### [REQUIRED WORK]
Transcribe the listing word for word.

━━━━━━━━━━━━━━━━

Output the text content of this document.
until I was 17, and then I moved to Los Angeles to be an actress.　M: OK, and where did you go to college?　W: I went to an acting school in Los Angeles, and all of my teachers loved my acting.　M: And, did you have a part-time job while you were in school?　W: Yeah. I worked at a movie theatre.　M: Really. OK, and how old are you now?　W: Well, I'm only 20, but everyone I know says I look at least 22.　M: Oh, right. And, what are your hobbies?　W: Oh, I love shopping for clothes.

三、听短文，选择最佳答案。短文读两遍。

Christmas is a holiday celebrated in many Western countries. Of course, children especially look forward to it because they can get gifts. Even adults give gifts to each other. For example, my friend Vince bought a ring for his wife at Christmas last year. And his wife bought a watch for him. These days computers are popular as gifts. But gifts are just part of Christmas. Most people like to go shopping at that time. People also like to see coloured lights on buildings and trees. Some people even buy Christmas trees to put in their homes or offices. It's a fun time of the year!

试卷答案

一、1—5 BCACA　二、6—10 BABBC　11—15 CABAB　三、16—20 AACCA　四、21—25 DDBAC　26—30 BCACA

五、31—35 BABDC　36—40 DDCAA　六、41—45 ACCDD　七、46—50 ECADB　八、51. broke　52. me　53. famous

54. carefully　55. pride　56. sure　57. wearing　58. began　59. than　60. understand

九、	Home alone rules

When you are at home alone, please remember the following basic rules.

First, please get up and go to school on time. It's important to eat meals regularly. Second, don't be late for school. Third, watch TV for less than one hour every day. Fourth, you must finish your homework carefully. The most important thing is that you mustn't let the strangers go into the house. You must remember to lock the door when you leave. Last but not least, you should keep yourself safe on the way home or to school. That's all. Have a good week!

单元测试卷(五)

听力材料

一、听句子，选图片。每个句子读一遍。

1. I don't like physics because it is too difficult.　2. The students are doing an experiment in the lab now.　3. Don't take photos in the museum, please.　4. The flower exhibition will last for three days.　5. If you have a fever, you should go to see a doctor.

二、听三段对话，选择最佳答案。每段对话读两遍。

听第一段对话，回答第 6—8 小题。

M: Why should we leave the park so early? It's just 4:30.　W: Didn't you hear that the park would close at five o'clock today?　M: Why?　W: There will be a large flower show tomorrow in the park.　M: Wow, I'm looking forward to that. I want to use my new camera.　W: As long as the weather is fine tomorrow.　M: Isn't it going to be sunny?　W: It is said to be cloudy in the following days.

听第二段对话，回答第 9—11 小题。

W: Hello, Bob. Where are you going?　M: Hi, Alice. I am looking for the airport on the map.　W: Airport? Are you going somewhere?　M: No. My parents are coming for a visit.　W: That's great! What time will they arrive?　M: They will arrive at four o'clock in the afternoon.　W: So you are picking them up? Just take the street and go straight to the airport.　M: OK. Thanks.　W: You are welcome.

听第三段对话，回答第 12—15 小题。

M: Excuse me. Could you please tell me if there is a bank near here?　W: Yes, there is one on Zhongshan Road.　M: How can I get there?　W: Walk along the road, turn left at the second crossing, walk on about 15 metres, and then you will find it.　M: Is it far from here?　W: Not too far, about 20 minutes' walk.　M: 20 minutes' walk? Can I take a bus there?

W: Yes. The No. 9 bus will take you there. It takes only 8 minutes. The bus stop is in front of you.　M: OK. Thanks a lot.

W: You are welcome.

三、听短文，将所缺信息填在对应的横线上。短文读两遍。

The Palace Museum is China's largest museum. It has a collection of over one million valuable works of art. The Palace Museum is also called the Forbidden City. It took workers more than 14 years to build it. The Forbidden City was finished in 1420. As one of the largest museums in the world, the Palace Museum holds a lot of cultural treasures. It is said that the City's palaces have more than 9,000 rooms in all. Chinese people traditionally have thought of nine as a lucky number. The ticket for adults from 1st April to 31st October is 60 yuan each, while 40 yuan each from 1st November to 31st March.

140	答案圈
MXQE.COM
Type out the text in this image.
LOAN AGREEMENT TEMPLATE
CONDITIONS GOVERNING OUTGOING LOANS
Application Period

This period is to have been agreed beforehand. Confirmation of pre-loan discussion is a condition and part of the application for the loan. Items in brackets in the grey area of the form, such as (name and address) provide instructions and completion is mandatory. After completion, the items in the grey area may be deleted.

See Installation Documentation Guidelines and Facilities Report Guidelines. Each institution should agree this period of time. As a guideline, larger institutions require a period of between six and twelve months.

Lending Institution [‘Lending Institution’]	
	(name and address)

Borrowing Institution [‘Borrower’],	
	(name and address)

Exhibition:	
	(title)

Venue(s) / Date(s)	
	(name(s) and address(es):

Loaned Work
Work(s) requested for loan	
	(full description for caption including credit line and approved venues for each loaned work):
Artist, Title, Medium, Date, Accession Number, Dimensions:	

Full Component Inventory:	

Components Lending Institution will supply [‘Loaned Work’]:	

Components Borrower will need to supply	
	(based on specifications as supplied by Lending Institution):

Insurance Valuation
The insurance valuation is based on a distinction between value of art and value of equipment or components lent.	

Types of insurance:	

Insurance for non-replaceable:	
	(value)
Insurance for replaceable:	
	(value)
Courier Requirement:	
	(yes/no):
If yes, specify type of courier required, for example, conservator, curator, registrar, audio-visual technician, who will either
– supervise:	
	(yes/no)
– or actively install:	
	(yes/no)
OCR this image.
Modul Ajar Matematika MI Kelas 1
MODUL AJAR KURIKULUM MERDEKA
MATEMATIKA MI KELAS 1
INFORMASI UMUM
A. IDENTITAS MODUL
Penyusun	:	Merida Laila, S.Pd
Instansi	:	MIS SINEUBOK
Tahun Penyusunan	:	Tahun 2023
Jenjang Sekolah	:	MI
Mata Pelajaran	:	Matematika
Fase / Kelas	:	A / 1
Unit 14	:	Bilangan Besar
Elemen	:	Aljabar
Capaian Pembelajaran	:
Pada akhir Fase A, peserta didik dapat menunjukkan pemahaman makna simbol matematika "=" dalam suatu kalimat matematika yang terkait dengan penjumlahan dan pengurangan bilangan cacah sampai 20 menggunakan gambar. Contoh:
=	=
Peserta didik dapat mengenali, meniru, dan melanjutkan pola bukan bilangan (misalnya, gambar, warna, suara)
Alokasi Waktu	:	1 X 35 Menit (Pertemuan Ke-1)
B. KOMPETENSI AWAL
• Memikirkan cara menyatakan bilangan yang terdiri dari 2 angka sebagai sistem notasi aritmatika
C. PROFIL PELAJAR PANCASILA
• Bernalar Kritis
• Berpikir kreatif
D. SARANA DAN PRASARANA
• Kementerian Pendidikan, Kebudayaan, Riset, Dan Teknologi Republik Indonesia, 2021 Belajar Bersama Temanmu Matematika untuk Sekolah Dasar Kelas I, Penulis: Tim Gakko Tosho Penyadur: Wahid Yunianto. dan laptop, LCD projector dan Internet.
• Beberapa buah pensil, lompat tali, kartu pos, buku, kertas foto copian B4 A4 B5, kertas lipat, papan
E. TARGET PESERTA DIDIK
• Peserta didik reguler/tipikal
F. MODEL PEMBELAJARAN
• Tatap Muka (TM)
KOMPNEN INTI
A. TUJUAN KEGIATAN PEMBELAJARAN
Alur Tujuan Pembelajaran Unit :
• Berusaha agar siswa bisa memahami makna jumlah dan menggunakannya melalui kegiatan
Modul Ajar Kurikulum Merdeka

━━━━━━━━━━━━━━━━

### [EXERCISE RESULT]
Output the text content of this document.
until I was 17, and then I moved to Los Angeles to be an actress.　M: OK, and where did you go to college?　W: I went to an acting school in Los Angeles, and all of my teachers loved my acting.　M: And, did you have a part-time job while you were in school?　W: Yeah. I worked at a movie theatre.　M: Really. OK, and how old are you now?　W: Well, I'm only 20, but everyone I know says I look at least 22.　M: Oh, right. And, what are your hobbies?　W: Oh, I love shopping for clothes.

三、听短文，选择最佳答案。短文读两遍。

Christmas is a holiday celebrated in many Western countries. Of course, children especially look forward to it because they can get gifts. Even adults give gifts to each other. For example, my friend Vince bought a ring for his wife at Christmas last year. And his wife bought a watch for him. These days computers are popular as gifts. But gifts are just part of Christmas. Most people like to go shopping at that time. People also like to see coloured lights on buildings and trees. Some people even buy Christmas trees to put in their homes or offices. It's a fun time of the year!

试卷答案

一、1—5 BCACA　二、6—10 BABBC　11—15 CABAB　三、16—20 AACCA　四、21—25 DDBAC　26—30 BCACA

五、31—35 BABDC　36—40 DDCAA　六、41—45 ACCDD　七、46—50 ECADB　八、51. broke　52. me　53. famous

54. carefully　55. pride　56. sure　57. wearing　58. began　59. than　60. understand

九、	Home alone rules

When you are at home alone, please remember the following basic rules.

First, please get up and go to school on time. It's important to eat meals regularly. Second, don't be late for school. Third, watch TV for less than one hour every day. Fourth, you must finish your homework carefully. The most important thing is that you mustn't let the strangers go into the house. You must remember to lock the door when you leave. Last but not least, you should keep yourself safe on the way home or to school. That's all. Have a good week!

单元测试卷(五)

听力材料

一、听句子，选图片。每个句子读一遍。

1. I don't like physics because it is too difficult.　2. The students are doing an experiment in the lab now.　3. Don't take photos in the museum, please.　4. The flower exhibition will last for three days.　5. If you have a fever, you should go to see a doctor.

二、听三段对话，选择最佳答案。每段对话读两遍。

听第一段对话，回答第 6—8 小题。

M: Why should we leave the park so early? It's just 4:30.　W: Didn't you hear that the park would close at five o'clock today?　M: Why?　W: There will be a large flower show tomorrow in the park.　M: Wow, I'm looking forward to that. I want to use my new camera.　W: As long as the weather is fine tomorrow.　M: Isn't it going to be sunny?　W: It is said to be cloudy in the following days.

听第二段对话，回答第 9—11 小题。

W: Hello, Bob. Where are you going?　M: Hi, Alice. I am looking for the airport on the map.　W: Airport? Are you going somewhere?　M: No. My parents are coming for a visit.　W: That's great! What time will they arrive?　M: They will arrive at four o'clock in the afternoon.　W: So you are picking them up? Just take the street and go straight to the airport.　M: OK. Thanks.　W: You are welcome.

听第三段对话，回答第 12—15 小题。

M: Excuse me. Could you please tell me if there is a bank near here?　W: Yes, there is one on Zhongshan Road.　M: How can I get there?　W: Walk along the road, turn left at the second crossing, walk on about 15 metres, and then you will find it.　M: Is it far from here?　W: Not too far, about 20 minutes' walk.　M: 20 minutes' walk? Can I take a bus there?

W: Yes. The No. 9 bus will take you there. It takes only 8 minutes. The bus stop is in front of you.　M: OK. Thanks a lot.

W: You are welcome.

三、听短文，将所缺信息填在对应的横线上。短文读两遍。

The Palace Museum is China's largest museum. It has a collection of over one million valuable works of art. The Palace Museum is also called the Forbidden City. It took workers more than 14 years to build it. The Forbidden City was finished in 1420. As one of the largest museums in the world, the Palace Museum holds a lot of cultural treasures. It is said that the City's palaces have more than 9,000 rooms in all. Chinese people traditionally have thought of nine as a lucky number. The ticket for adults from 1st April to 31st October is 60 yuan each, while 40 yuan each from 1st November to 31st March.

140	答案圈
MXQE.COM
Type out the text in this image.
LOAN AGREEMENT TEMPLATE
CONDITIONS GOVERNING OUTGOING LOANS
Application Period

This period is to have been agreed beforehand. Confirmation of pre-loan discussion is a condition and part of the application for the loan. Items in brackets in the grey area of the form, such as (name and address) provide instructions and completion is mandatory. After completion, the items in the grey area may be deleted.

See Installation Documentation Guidelines and Facilities Report Guidelines. Each institution should agree this period of time. As a guideline, larger institutions require a period of between six and twelve months.

Lending Institution [‘Lending Institution’]	
	(name and address)

Borrowing Institution [‘Borrower’],	
	(name and address)

Exhibition:	
	(title)

Venue(s) / Date(s)	
	(name(s) and address(es):

Loaned Work
Work(s) requested for loan	
	(full description for caption including credit line and approved venues for each loaned work):
Artist, Title, Medium, Date, Accession Number, Dimensions:	

Full Component Inventory:	

Components Lending Institution will supply [‘Loaned Work’]:	

Components Borrower will need to supply	
	(based on specifications as supplied by Lending Institution):

Insurance Valuation
The insurance valuation is based on a distinction between value of art and value of equipment or components lent.	

Types of insurance:	

Insurance for non-replaceable:	
	(value)
Insurance for replaceable:	
	(value)
Courier Requirement:	
	(yes/no):
If yes, specify type of courier required, for example, conservator, curator, registrar, audio-visual technician, who will either
– supervise:	
	(yes/no)
– or actively install:	
	(yes/no)
OCR this image.
Modul Ajar Matematika MI Kelas 1
MODUL AJAR KURIKULUM MERDEKA
MATEMATIKA MI KELAS 1
INFORMASI UMUM
A. IDENTITAS MODUL
Penyusun	:	Merida Laila, S.Pd
Instansi	:	MIS SINEUBOK
Tahun Penyusunan	:	Tahun 2023
Jenjang Sekolah	:	MI
Mata Pelajaran	:	Matematika
Fase / Kelas	:	A / 1
Unit 14	:	Bilangan Besar
Elemen	:	Aljabar
Capaian Pembelajaran	:
Pada akhir Fase A, peserta didik dapat menunjukkan pemahaman makna simbol matematika "=" dalam suatu kalimat matematika yang terkait dengan penjumlahan dan pengurangan bilangan cacah sampai 20 menggunakan gambar. Contoh:
=	=
Peserta didik dapat mengenali, meniru, dan melanjutkan pola bukan bilangan (misalnya, gambar, warna, suara)
Alokasi Waktu	:	1 X 35 Menit (Pertemuan Ke-1)
B. KOMPETENSI AWAL
• Memikirkan cara menyatakan bilangan yang terdiri dari 2 angka sebagai sistem notasi aritmatika
C. PROFIL PELAJAR PANCASILA
• Bernalar Kritis
• Berpikir kreatif
D. SARANA DAN PRASARANA
• Kementerian Pendidikan, Kebudayaan, Riset, Dan Teknologi Republik Indonesia, 2021 Belajar Bersama Temanmu Matematika untuk Sekolah Dasar Kelas I, Penulis: Tim Gakko Tosho Penyadur: Wahid Yunianto. dan laptop, LCD projector dan Internet.
• Beberapa buah pensil, lompat tali, kartu pos, buku, kertas foto copian B4 A4 B5, kertas lipat, papan
E. TARGET PESERTA DIDIK
• Peserta didik reguler/tipikal
F. MODEL PEMBELAJARAN
• Tatap Muka (TM)
KOMPNEN INTI
A. TUJUAN KEGIATAN PEMBELAJARAN
Alur Tujuan Pembelajaran Unit :
• Berusaha agar siswa bisa memahami makna jumlah dan menggunakannya melalui kegiatan
Modul Ajar Kurikulum Merdeka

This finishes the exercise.